━━━ Entries provided

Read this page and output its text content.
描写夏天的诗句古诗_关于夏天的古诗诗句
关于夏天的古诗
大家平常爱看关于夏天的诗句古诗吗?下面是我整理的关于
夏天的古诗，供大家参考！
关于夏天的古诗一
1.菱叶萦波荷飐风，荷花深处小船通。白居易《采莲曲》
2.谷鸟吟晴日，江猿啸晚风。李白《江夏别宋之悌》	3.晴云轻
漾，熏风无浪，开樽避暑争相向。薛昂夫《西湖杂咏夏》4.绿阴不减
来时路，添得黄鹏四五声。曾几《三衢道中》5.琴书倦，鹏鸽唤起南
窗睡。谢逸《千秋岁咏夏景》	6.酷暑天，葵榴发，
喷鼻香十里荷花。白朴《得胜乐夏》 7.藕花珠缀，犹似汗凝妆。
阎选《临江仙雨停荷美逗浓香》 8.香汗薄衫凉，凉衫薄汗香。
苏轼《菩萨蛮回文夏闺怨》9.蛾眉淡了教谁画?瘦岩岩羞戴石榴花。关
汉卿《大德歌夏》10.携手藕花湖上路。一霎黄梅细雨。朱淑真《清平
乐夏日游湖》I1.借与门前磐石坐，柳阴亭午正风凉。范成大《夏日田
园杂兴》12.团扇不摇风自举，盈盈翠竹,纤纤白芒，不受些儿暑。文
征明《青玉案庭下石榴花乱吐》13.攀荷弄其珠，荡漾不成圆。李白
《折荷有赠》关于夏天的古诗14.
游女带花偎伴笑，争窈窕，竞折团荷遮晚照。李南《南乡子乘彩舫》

━━━━━━

What is needed:
Go through the listing and copy all of it exactly.

The completed task:
Read this page and output its text content.
描写夏天的诗句古诗_关于夏天的古诗诗句
关于夏天的古诗
大家平常爱看关于夏天的诗句古诗吗?下面是我整理的关于
夏天的古诗，供大家参考！
关于夏天的古诗一
1.菱叶萦波荷飐风，荷花深处小船通。白居易《采莲曲》
2.谷鸟吟晴日，江猿啸晚风。李白《江夏别宋之悌》	3.晴云轻
漾，熏风无浪，开樽避暑争相向。薛昂夫《西湖杂咏夏》4.绿阴不减
来时路，添得黄鹏四五声。曾几《三衢道中》5.琴书倦，鹏鸽唤起南
窗睡。谢逸《千秋岁咏夏景》	6.酷暑天，葵榴发，
喷鼻香十里荷花。白朴《得胜乐夏》 7.藕花珠缀，犹似汗凝妆。
阎选《临江仙雨停荷美逗浓香》 8.香汗薄衫凉，凉衫薄汗香。
苏轼《菩萨蛮回文夏闺怨》9.蛾眉淡了教谁画?瘦岩岩羞戴石榴花。关
汉卿《大德歌夏》10.携手藕花湖上路。一霎黄梅细雨。朱淑真《清平
乐夏日游湖》I1.借与门前磐石坐，柳阴亭午正风凉。范成大《夏日田
园杂兴》12.团扇不摇风自举，盈盈翠竹,纤纤白芒，不受些儿暑。文
征明《青玉案庭下石榴花乱吐》13.攀荷弄其珠，荡漾不成圆。李白
《折荷有赠》关于夏天的古诗14.
游女带花偎伴笑，争窈窕，竞折团荷遮晚照。李南《南乡子乘彩舫》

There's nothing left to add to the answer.